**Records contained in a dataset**
|---|
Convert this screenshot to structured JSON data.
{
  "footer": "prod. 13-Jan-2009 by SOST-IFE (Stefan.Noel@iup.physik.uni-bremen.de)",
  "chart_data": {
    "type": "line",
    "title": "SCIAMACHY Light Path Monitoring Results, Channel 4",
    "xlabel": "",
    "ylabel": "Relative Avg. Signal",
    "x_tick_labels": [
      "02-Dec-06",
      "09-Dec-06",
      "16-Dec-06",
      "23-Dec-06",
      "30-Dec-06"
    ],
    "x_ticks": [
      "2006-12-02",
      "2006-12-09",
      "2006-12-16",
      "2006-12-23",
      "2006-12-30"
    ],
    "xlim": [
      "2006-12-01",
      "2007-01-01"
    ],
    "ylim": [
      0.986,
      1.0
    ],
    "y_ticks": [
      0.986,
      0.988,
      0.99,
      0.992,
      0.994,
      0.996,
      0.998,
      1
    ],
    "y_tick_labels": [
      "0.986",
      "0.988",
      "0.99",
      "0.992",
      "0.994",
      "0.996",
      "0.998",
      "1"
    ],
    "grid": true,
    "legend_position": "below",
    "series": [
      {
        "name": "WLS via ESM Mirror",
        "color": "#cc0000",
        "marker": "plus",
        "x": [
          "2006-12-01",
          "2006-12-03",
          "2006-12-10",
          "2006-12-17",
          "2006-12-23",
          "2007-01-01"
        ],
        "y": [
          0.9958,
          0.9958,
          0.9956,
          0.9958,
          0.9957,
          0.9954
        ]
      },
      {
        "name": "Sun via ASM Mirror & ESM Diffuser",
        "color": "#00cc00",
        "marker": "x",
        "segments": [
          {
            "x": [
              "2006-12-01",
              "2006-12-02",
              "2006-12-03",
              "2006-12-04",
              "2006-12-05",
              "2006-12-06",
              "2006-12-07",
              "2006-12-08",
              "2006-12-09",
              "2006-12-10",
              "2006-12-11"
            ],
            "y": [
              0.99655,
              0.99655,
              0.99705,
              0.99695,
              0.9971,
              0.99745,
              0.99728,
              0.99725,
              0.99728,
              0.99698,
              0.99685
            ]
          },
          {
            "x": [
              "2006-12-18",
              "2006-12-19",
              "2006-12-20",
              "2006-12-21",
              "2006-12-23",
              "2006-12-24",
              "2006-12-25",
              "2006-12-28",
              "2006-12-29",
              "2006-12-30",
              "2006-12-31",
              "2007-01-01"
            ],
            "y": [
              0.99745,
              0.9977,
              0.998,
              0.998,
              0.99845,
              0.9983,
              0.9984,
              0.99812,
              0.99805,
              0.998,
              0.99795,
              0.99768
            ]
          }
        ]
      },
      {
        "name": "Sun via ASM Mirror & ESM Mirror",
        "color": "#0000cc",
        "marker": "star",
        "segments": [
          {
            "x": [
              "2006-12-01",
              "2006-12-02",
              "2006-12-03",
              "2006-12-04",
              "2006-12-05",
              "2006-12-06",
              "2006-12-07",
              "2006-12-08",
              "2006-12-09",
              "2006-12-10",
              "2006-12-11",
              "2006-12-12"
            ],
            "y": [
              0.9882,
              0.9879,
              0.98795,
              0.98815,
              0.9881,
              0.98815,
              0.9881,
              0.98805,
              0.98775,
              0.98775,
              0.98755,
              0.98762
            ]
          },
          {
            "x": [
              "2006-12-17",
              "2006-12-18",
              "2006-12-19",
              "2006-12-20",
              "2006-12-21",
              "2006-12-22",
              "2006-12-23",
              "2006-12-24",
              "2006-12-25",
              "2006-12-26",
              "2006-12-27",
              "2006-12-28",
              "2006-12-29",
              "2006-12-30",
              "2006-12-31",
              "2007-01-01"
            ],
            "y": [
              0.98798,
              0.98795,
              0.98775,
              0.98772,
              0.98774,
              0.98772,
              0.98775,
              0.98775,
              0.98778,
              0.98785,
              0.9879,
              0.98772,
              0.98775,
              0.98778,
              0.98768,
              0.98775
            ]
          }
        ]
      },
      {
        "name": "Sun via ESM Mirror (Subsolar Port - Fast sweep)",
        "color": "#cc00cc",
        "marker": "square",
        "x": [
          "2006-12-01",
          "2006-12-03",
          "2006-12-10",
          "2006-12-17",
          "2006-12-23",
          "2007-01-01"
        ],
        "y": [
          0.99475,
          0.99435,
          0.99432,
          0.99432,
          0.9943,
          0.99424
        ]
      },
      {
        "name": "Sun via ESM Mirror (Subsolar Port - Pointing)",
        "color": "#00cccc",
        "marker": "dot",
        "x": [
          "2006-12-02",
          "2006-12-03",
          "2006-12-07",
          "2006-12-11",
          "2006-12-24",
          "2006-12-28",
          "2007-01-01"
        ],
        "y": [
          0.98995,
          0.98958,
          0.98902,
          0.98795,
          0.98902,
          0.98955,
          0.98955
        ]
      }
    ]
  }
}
|---|
**Task description**
Work out how many lines in the records above hold the string "Mirror", then give only that count.

**Answer**
5